» Set problem:
Copy the data exactly; pictures stay out of the copy.

» Given information:
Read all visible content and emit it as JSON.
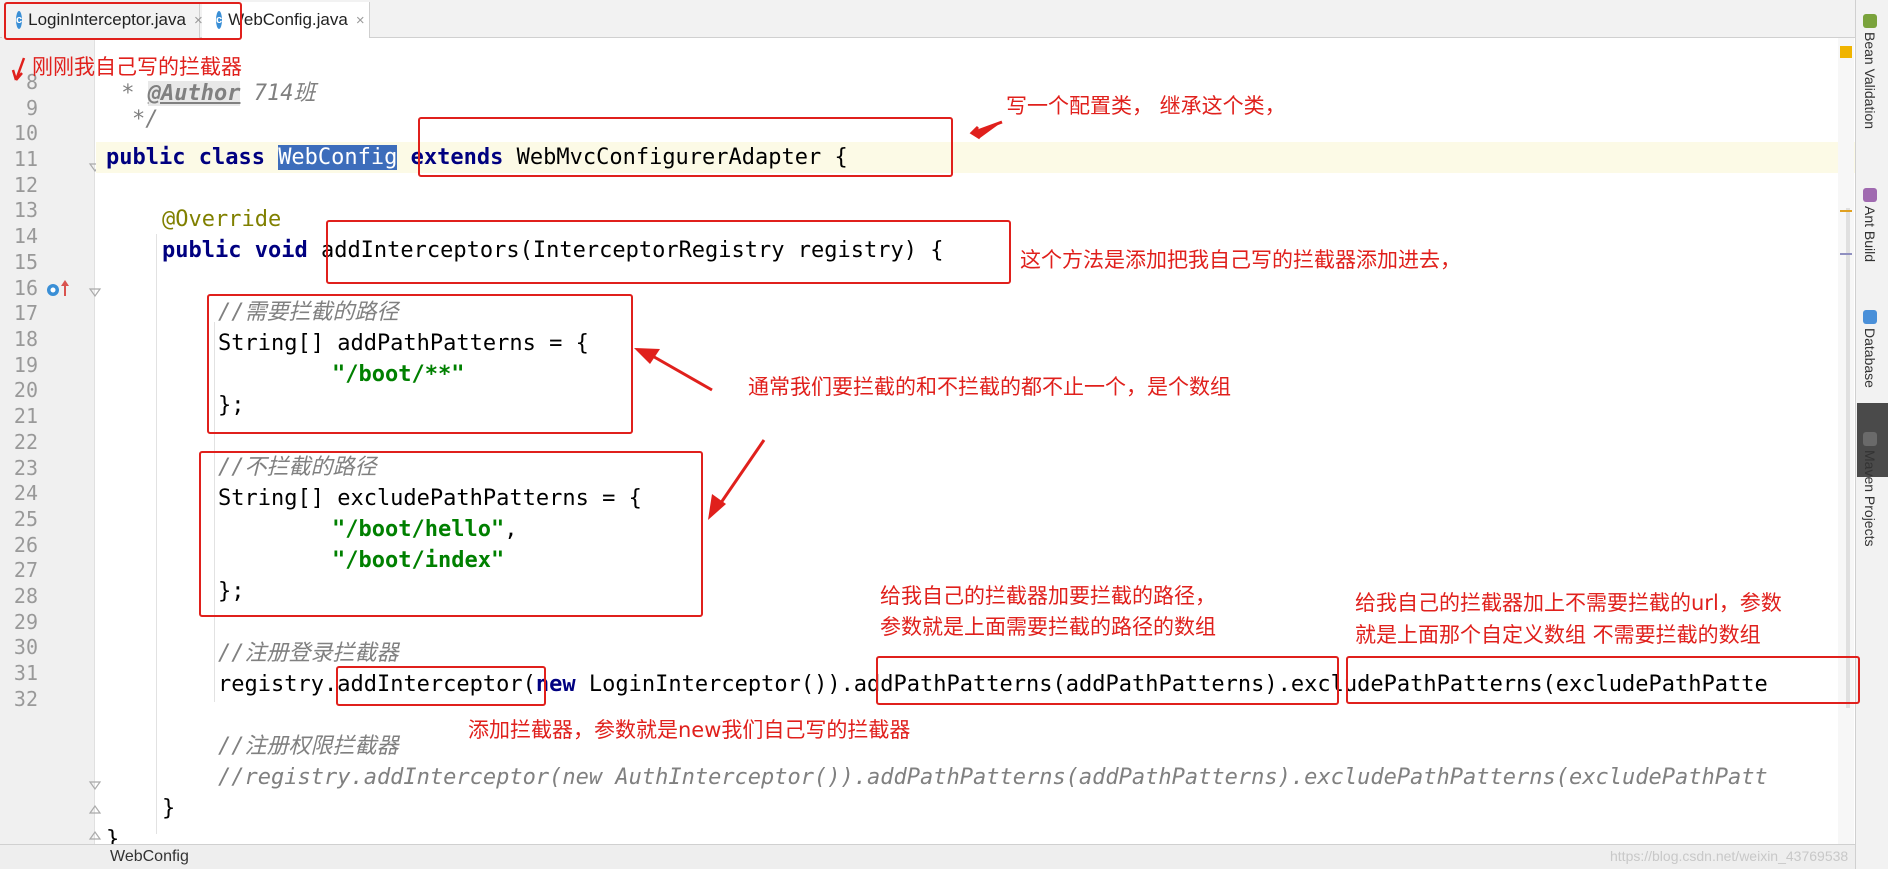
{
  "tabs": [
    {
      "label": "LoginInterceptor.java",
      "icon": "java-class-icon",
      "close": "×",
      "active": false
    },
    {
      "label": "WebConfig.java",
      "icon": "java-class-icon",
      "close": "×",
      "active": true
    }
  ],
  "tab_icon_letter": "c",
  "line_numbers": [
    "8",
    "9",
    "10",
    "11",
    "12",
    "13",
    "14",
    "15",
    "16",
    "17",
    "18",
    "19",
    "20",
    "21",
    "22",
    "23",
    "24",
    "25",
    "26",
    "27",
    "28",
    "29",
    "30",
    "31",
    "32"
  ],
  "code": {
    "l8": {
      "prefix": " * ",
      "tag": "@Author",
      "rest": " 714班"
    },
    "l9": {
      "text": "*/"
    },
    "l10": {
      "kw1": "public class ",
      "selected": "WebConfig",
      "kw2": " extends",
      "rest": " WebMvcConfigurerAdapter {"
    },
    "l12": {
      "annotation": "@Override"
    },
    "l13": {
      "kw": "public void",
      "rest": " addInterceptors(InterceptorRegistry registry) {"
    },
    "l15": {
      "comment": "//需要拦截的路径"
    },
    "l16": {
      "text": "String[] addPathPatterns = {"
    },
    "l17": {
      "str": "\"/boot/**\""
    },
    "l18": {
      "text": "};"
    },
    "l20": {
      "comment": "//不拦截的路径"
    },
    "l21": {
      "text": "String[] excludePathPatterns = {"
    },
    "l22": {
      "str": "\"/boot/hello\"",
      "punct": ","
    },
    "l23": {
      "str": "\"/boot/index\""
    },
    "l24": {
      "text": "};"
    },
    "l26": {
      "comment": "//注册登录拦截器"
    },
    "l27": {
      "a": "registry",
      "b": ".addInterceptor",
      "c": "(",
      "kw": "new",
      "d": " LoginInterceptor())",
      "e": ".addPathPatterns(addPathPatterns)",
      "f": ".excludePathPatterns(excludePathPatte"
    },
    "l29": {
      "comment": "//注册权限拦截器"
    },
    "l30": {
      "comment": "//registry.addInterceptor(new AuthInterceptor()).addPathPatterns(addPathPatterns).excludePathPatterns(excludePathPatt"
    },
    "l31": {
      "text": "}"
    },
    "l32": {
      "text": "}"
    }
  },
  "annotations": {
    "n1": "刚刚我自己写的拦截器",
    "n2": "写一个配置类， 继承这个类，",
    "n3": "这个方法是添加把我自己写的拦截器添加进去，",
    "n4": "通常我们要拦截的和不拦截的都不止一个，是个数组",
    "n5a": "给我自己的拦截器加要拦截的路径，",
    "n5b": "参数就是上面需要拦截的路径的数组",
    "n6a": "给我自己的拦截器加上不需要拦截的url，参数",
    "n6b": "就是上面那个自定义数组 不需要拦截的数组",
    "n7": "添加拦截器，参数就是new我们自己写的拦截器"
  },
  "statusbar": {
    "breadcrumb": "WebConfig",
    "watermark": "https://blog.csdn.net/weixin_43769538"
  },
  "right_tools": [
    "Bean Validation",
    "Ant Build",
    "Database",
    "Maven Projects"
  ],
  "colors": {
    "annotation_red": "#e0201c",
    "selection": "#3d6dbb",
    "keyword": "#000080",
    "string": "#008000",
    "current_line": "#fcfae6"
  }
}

» The output:
Read all visible content and emit it as JSON.
{
  "tabs": [
    {
      "label": "LoginInterceptor.java",
      "icon": "java-class-icon",
      "close": "×",
      "active": false
    },
    {
      "label": "WebConfig.java",
      "icon": "java-class-icon",
      "close": "×",
      "active": true
    }
  ],
  "tab_icon_letter": "c",
  "line_numbers": [
    "8",
    "9",
    "10",
    "11",
    "12",
    "13",
    "14",
    "15",
    "16",
    "17",
    "18",
    "19",
    "20",
    "21",
    "22",
    "23",
    "24",
    "25",
    "26",
    "27",
    "28",
    "29",
    "30",
    "31",
    "32"
  ],
  "code": {
    "l8": {
      "prefix": " * ",
      "tag": "@Author",
      "rest": " 714班"
    },
    "l9": {
      "text": "*/"
    },
    "l10": {
      "kw1": "public class ",
      "selected": "WebConfig",
      "kw2": " extends",
      "rest": " WebMvcConfigurerAdapter {"
    },
    "l12": {
      "annotation": "@Override"
    },
    "l13": {
      "kw": "public void",
      "rest": " addInterceptors(InterceptorRegistry registry) {"
    },
    "l15": {
      "comment": "//需要拦截的路径"
    },
    "l16": {
      "text": "String[] addPathPatterns = {"
    },
    "l17": {
      "str": "\"/boot/**\""
    },
    "l18": {
      "text": "};"
    },
    "l20": {
      "comment": "//不拦截的路径"
    },
    "l21": {
      "text": "String[] excludePathPatterns = {"
    },
    "l22": {
      "str": "\"/boot/hello\"",
      "punct": ","
    },
    "l23": {
      "str": "\"/boot/index\""
    },
    "l24": {
      "text": "};"
    },
    "l26": {
      "comment": "//注册登录拦截器"
    },
    "l27": {
      "a": "registry",
      "b": ".addInterceptor",
      "c": "(",
      "kw": "new",
      "d": " LoginInterceptor())",
      "e": ".addPathPatterns(addPathPatterns)",
      "f": ".excludePathPatterns(excludePathPatte"
    },
    "l29": {
      "comment": "//注册权限拦截器"
    },
    "l30": {
      "comment": "//registry.addInterceptor(new AuthInterceptor()).addPathPatterns(addPathPatterns).excludePathPatterns(excludePathPatt"
    },
    "l31": {
      "text": "}"
    },
    "l32": {
      "text": "}"
    }
  },
  "annotations": {
    "n1": "刚刚我自己写的拦截器",
    "n2": "写一个配置类， 继承这个类，",
    "n3": "这个方法是添加把我自己写的拦截器添加进去，",
    "n4": "通常我们要拦截的和不拦截的都不止一个，是个数组",
    "n5a": "给我自己的拦截器加要拦截的路径，",
    "n5b": "参数就是上面需要拦截的路径的数组",
    "n6a": "给我自己的拦截器加上不需要拦截的url，参数",
    "n6b": "就是上面那个自定义数组 不需要拦截的数组",
    "n7": "添加拦截器，参数就是new我们自己写的拦截器"
  },
  "statusbar": {
    "breadcrumb": "WebConfig",
    "watermark": "https://blog.csdn.net/weixin_43769538"
  },
  "right_tools": [
    "Bean Validation",
    "Ant Build",
    "Database",
    "Maven Projects"
  ],
  "colors": {
    "annotation_red": "#e0201c",
    "selection": "#3d6dbb",
    "keyword": "#000080",
    "string": "#008000",
    "current_line": "#fcfae6"
  }
}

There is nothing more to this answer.